# [Written problem]
Pick out each line of the entries below that contains the string "screenshot", and copy those lines. Letter case must match.

# [Supplied records]

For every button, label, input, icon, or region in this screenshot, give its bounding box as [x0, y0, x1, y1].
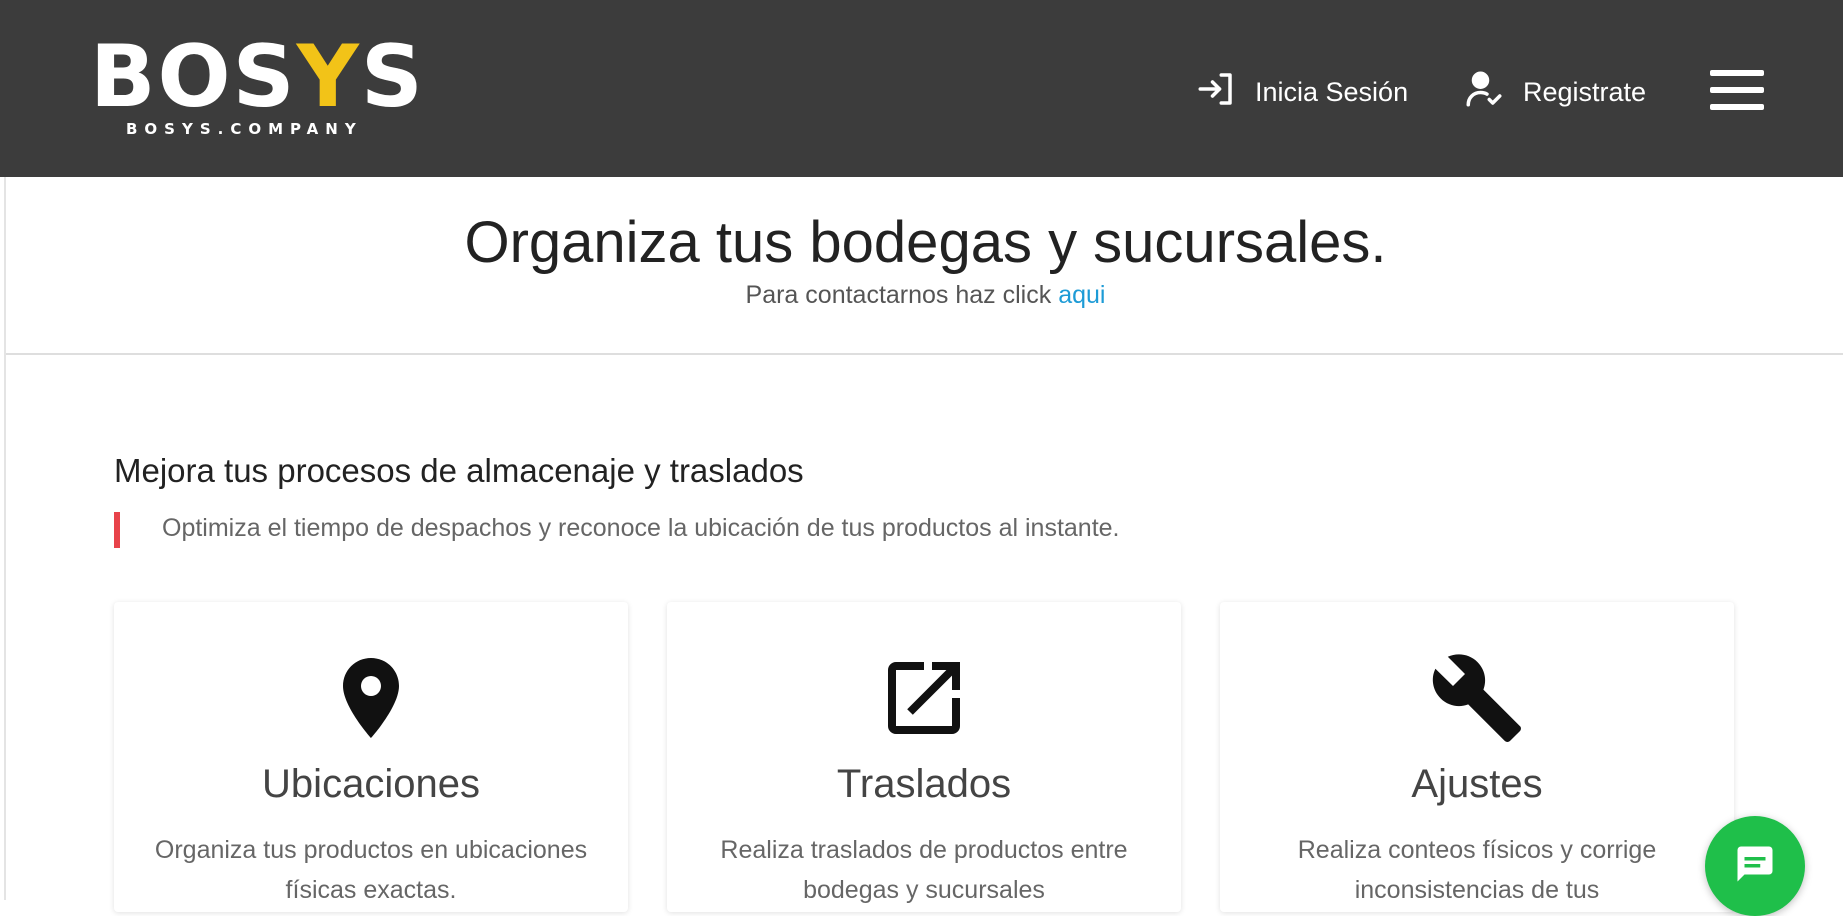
- user-check-icon: [1463, 68, 1505, 117]
- login-link[interactable]: Inicia Sesión: [1195, 70, 1408, 114]
- card-title: Traslados: [836, 762, 1012, 806]
- feature-card-ubicaciones[interactable]: Ubicaciones Organiza tus productos en ub…: [114, 602, 628, 912]
- chat-icon: [1737, 846, 1773, 882]
- login-label: Inicia Sesión: [1255, 76, 1409, 107]
- top-header: BOSYS BOSYS.COMPANY Inicia Sesión Regist…: [0, 0, 1843, 177]
- card-text: Realiza conteos físicos y corrige incons…: [1297, 836, 1657, 904]
- section-border: [4, 353, 6, 900]
- feature-card-traslados[interactable]: Traslados Realiza traslados de productos…: [667, 602, 1181, 912]
- contact-line: Para contactarnos haz click aqui: [6, 281, 1843, 310]
- login-icon: [1195, 68, 1237, 117]
- bosys-logo[interactable]: BOSYS BOSYS.COMPANY: [90, 22, 430, 142]
- accent-bar: [114, 512, 120, 548]
- wrench-icon: [1220, 650, 1734, 751]
- contact-text: Para contactarnos haz click: [745, 281, 1052, 309]
- hero-banner: Organiza tus bodegas y sucursales. Para …: [4, 177, 1843, 355]
- feature-card-ajustes[interactable]: Ajustes Realiza conteos físicos y corrig…: [1220, 602, 1734, 912]
- card-title: Ubicaciones: [262, 762, 480, 806]
- hamburger-menu-icon[interactable]: [1710, 70, 1764, 110]
- card-text: Realiza traslados de productos entre bod…: [720, 836, 1128, 904]
- register-link[interactable]: Registrate: [1463, 70, 1646, 114]
- logo-subtitle: BOSYS.COMPANY: [126, 120, 363, 138]
- chat-button[interactable]: [1705, 816, 1805, 916]
- card-title: Ajustes: [1411, 762, 1543, 806]
- open-external-icon: [667, 650, 1181, 751]
- section-title: Mejora tus procesos de almacenaje y tras…: [114, 452, 804, 489]
- section-description: Optimiza el tiempo de despachos y recono…: [162, 514, 1120, 542]
- register-label: Registrate: [1523, 76, 1647, 107]
- page-title: Organiza tus bodegas y sucursales.: [464, 210, 1387, 275]
- logo-wordmark: BOSYS: [90, 27, 425, 127]
- card-text: Organiza tus productos en ubicaciones fí…: [154, 836, 588, 904]
- location-pin-icon: [114, 650, 628, 751]
- contact-link[interactable]: aqui: [1058, 281, 1105, 309]
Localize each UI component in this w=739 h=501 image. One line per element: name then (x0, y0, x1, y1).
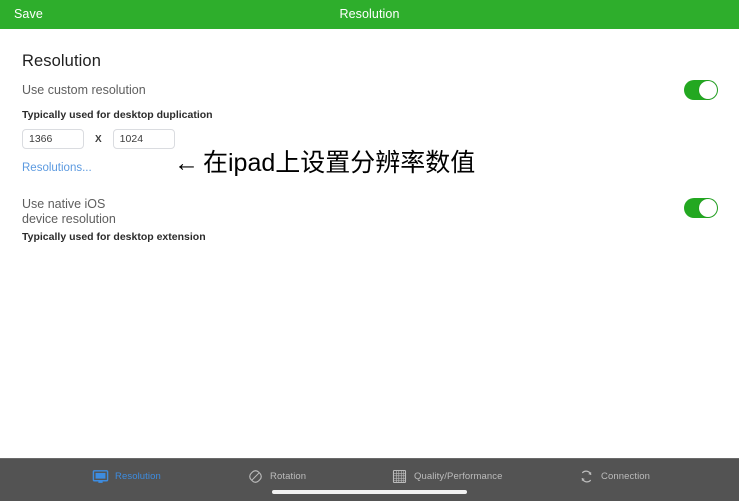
tab-rotation[interactable]: Rotation (247, 467, 306, 485)
section-heading: Resolution (22, 52, 101, 70)
toggle-knob (699, 199, 717, 217)
native-resolution-label: Use native iOS device resolution (22, 197, 116, 227)
left-arrow-icon: ← (174, 149, 199, 177)
monitor-icon (92, 469, 109, 483)
tab-list: Resolution Rotation Quality/Performance … (0, 459, 739, 492)
rotation-icon (249, 469, 262, 483)
app-root: Resolution Save Resolution Use custom re… (0, 0, 739, 501)
resolution-height-input[interactable] (112, 129, 175, 149)
custom-resolution-hint: Typically used for desktop duplication (22, 109, 213, 121)
sync-icon (581, 470, 592, 482)
settings-content: Resolution Use custom resolution Typical… (0, 29, 739, 458)
home-indicator (272, 490, 467, 494)
save-button[interactable]: Save (11, 0, 46, 29)
annotation-text: 在ipad上设置分辨率数值 (203, 149, 476, 177)
tab-connection-label: Connection (601, 470, 651, 482)
native-resolution-hint: Typically used for desktop extension (22, 231, 206, 243)
page-title-navbar: Resolution (339, 7, 400, 21)
tab-resolution-label: Resolution (115, 470, 161, 482)
tab-quality-performance-label: Quality/Performance (414, 470, 503, 482)
resolution-width-input[interactable] (22, 129, 84, 149)
resolution-inputs: X (22, 129, 175, 149)
toggle-knob (699, 81, 717, 99)
resolutions-link[interactable]: Resolutions... (22, 162, 92, 174)
grid-icon (392, 469, 407, 483)
custom-resolution-toggle[interactable] (684, 80, 718, 100)
tab-rotation-label: Rotation (270, 470, 307, 482)
annotation-overlay: ← 在ipad上设置分辨率数值 (174, 151, 475, 176)
tab-connection[interactable]: Connection (578, 467, 650, 485)
resolution-separator: X (95, 133, 102, 145)
tab-quality-performance[interactable]: Quality/Performance (391, 467, 503, 485)
tab-resolution[interactable]: Resolution (92, 467, 161, 485)
native-resolution-label-line1: Use native iOS (22, 197, 106, 211)
native-resolution-label-line2: device resolution (22, 212, 116, 226)
bottom-tab-bar: Resolution Rotation Quality/Performance … (0, 458, 739, 501)
native-resolution-toggle[interactable] (684, 198, 718, 218)
custom-resolution-label: Use custom resolution (22, 83, 146, 97)
navigation-bar: Resolution Save (0, 0, 739, 29)
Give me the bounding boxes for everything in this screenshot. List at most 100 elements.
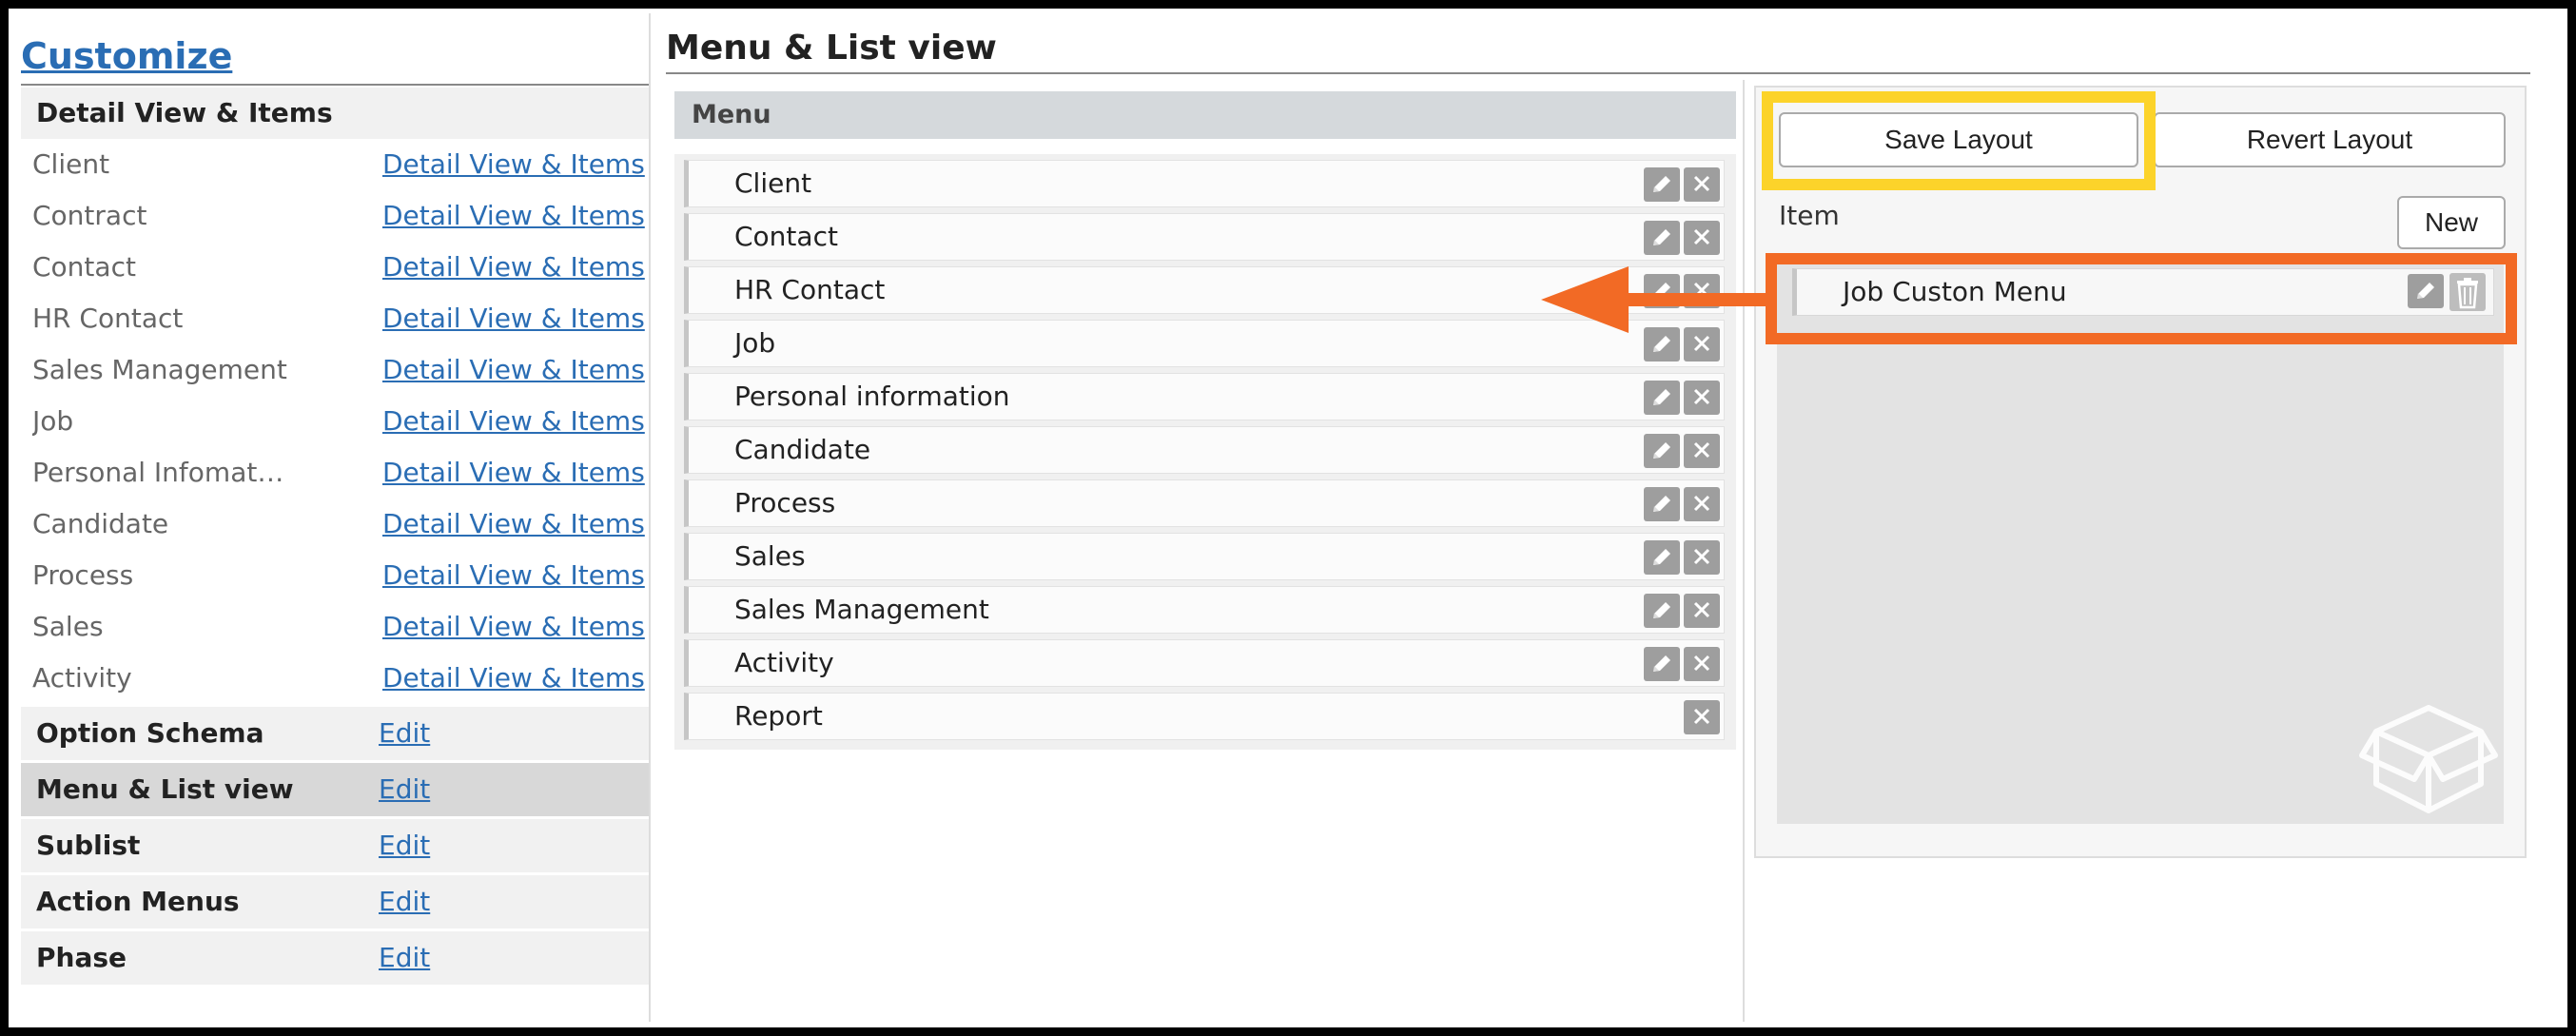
group-label: Menu & List view <box>36 773 294 805</box>
edit-link[interactable]: Edit <box>379 707 430 760</box>
section-head-detail-view: Detail View & Items <box>21 88 649 139</box>
menu-item-label: Process <box>734 487 836 518</box>
item-label: Item <box>1779 200 1840 231</box>
menu-panel: Menu Client Contact HR Contact Job Personal … <box>674 91 1736 757</box>
edit-pencil-icon[interactable] <box>1644 221 1680 255</box>
group-label: Sublist <box>36 830 141 861</box>
customize-title-link[interactable]: Customize <box>21 29 649 84</box>
menu-header: Menu <box>674 91 1736 139</box>
detail-view-link[interactable]: Detail View & Items <box>382 447 645 498</box>
delete-x-icon[interactable] <box>1684 434 1720 468</box>
edit-pencil-icon[interactable] <box>1644 540 1680 575</box>
sidebar-row-process: Process Detail View & Items <box>21 550 649 601</box>
delete-x-icon[interactable] <box>1684 381 1720 415</box>
detail-view-link[interactable]: Detail View & Items <box>382 550 645 601</box>
menu-list-item[interactable]: Process <box>684 479 1725 527</box>
group-menu-list-view: Menu & List view Edit <box>21 763 649 816</box>
detail-view-link[interactable]: Detail View & Items <box>382 139 645 190</box>
save-highlight-box <box>1762 91 2156 190</box>
menu-list-item[interactable]: Sales Management <box>684 586 1725 634</box>
menu-list-item[interactable]: Report <box>684 693 1725 740</box>
detail-view-link[interactable]: Detail View & Items <box>382 601 645 653</box>
menu-list-item[interactable]: Contact <box>684 213 1725 261</box>
sidebar-row-label: Process <box>32 559 134 591</box>
menu-item-label: Sales Management <box>734 594 989 625</box>
sidebar-row-label: Client <box>32 148 110 180</box>
menu-item-label: Activity <box>734 647 834 678</box>
menu-item-label: Sales <box>734 540 806 572</box>
detail-view-link[interactable]: Detail View & Items <box>382 293 645 344</box>
edit-link[interactable]: Edit <box>379 819 430 872</box>
group-sublist: Sublist Edit <box>21 819 649 872</box>
edit-pencil-icon[interactable] <box>1644 594 1680 628</box>
sidebar-row-label: Personal Infomati⋯ <box>32 457 289 488</box>
detail-view-link[interactable]: Detail View & Items <box>382 242 645 293</box>
detail-view-link[interactable]: Detail View & Items <box>382 190 645 242</box>
edit-link[interactable]: Edit <box>379 931 430 985</box>
delete-x-icon[interactable] <box>1684 594 1720 628</box>
sidebar-row-contract: Contract Detail View & Items <box>21 190 649 242</box>
detail-view-link[interactable]: Detail View & Items <box>382 344 645 396</box>
sidebar-row-client: Client Detail View & Items <box>21 139 649 190</box>
sidebar-row-label: Candidate <box>32 508 169 539</box>
sidebar-row-sales-management: Sales Management Detail View & Items <box>21 344 649 396</box>
sidebar-row-label: HR Contact <box>32 303 184 334</box>
edit-link[interactable]: Edit <box>379 763 430 816</box>
edit-pencil-icon[interactable] <box>1644 434 1680 468</box>
delete-x-icon[interactable] <box>1684 167 1720 202</box>
new-button[interactable]: New <box>2397 196 2506 249</box>
menu-list-item[interactable]: Client <box>684 160 1725 207</box>
menu-item-label: Personal information <box>734 381 1010 412</box>
menu-list-item[interactable]: Candidate <box>684 426 1725 474</box>
edit-pencil-icon[interactable] <box>1644 381 1680 415</box>
menu-list-item[interactable]: Activity <box>684 639 1725 687</box>
detail-view-link[interactable]: Detail View & Items <box>382 498 645 550</box>
menu-item-label: Report <box>734 700 823 732</box>
menu-item-label: Client <box>734 167 812 199</box>
group-option-schema: Option Schema Edit <box>21 707 649 760</box>
sidebar-row-label: Activity <box>32 662 132 694</box>
sidebar-row-label: Job <box>32 405 74 437</box>
edit-link[interactable]: Edit <box>379 875 430 928</box>
sidebar-separator <box>649 13 651 1022</box>
sidebar-row-label: Contact <box>32 251 136 283</box>
panel-separator <box>1743 80 1745 1022</box>
group-label: Option Schema <box>36 717 264 749</box>
delete-x-icon[interactable] <box>1684 700 1720 734</box>
menu-item-label: HR Contact <box>734 274 886 305</box>
detail-view-link[interactable]: Detail View & Items <box>382 653 645 704</box>
menu-list-item[interactable]: Sales <box>684 533 1725 580</box>
sidebar-row-label: Sales <box>32 611 104 642</box>
edit-pencil-icon[interactable] <box>1644 167 1680 202</box>
sidebar-row-candidate: Candidate Detail View & Items <box>21 498 649 550</box>
sidebar-row-activity: Activity Detail View & Items <box>21 653 649 704</box>
detail-view-link[interactable]: Detail View & Items <box>382 396 645 447</box>
edit-pencil-icon[interactable] <box>1644 647 1680 681</box>
item-highlight-box <box>1766 253 2517 344</box>
group-action-menus: Action Menus Edit <box>21 875 649 928</box>
sidebar-row-label: Contract <box>32 200 147 231</box>
revert-layout-button[interactable]: Revert Layout <box>2154 112 2506 167</box>
delete-x-icon[interactable] <box>1684 540 1720 575</box>
edit-pencil-icon[interactable] <box>1644 487 1680 521</box>
sidebar: Customize Detail View & Items Client Deta… <box>21 29 649 985</box>
title-divider <box>666 72 2530 74</box>
menu-item-label: Job <box>734 327 776 359</box>
sidebar-divider <box>21 84 649 86</box>
group-label: Action Menus <box>36 886 240 917</box>
group-label: Phase <box>36 942 127 973</box>
drag-arrow-icon <box>1541 266 1773 333</box>
sidebar-row-personal-info: Personal Infomati⋯ Detail View & Items <box>21 447 649 498</box>
sidebar-row-sales: Sales Detail View & Items <box>21 601 649 653</box>
delete-x-icon[interactable] <box>1684 487 1720 521</box>
delete-x-icon[interactable] <box>1684 221 1720 255</box>
menu-list-item[interactable]: Personal information <box>684 373 1725 420</box>
sidebar-row-contact: Contact Detail View & Items <box>21 242 649 293</box>
sidebar-row-hr-contact: HR Contact Detail View & Items <box>21 293 649 344</box>
empty-box-icon <box>2359 705 2498 813</box>
delete-x-icon[interactable] <box>1684 647 1720 681</box>
sidebar-row-job: Job Detail View & Items <box>21 396 649 447</box>
menu-list: Client Contact HR Contact Job Personal infor… <box>684 160 1725 740</box>
page-title: Menu & List view <box>666 29 997 68</box>
menu-list-container: Client Contact HR Contact Job Personal infor… <box>674 154 1736 750</box>
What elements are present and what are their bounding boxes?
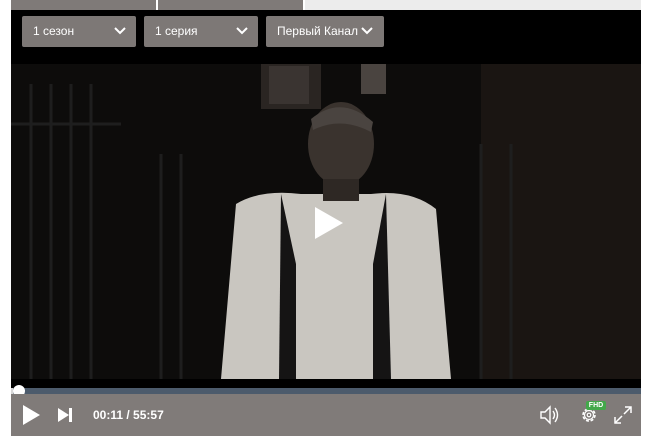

# [Written solution]
For every button, label, input, icon, or region in this screenshot, give its bounding box as [x0, y0, x1, y1].
Give me the bounding boxes for everything in this screenshot. List at most 100 elements.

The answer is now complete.